GOAL
Copy each line with the word "this" in it.

Dataset items

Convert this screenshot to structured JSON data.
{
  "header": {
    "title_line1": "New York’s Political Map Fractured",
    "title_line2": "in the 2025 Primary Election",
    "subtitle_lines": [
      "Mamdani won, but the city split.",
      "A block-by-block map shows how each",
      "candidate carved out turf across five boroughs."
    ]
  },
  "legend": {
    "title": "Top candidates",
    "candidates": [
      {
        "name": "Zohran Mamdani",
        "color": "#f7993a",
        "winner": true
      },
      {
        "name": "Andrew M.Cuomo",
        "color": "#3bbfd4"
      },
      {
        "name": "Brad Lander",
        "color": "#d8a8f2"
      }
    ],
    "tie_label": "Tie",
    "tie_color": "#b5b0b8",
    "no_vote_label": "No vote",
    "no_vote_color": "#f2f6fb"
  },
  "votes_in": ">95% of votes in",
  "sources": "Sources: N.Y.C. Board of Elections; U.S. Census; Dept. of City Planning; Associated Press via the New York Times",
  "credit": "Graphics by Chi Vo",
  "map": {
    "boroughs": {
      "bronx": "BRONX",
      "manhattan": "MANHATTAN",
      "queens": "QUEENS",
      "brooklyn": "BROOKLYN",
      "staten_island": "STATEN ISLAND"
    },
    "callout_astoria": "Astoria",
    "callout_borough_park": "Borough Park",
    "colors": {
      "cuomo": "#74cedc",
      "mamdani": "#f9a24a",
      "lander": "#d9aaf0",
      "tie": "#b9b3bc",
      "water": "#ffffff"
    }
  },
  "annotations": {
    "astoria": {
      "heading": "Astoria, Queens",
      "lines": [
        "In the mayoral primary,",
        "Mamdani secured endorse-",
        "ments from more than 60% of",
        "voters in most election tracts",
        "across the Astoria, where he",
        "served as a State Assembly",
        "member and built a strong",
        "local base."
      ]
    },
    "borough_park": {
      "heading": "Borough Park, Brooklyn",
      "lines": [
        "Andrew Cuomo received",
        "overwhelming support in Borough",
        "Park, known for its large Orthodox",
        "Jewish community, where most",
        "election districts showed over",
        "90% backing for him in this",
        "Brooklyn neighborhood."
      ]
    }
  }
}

FULL SOLUTION
Convert this screenshot to structured JSON data.
        "90% backing for him in this",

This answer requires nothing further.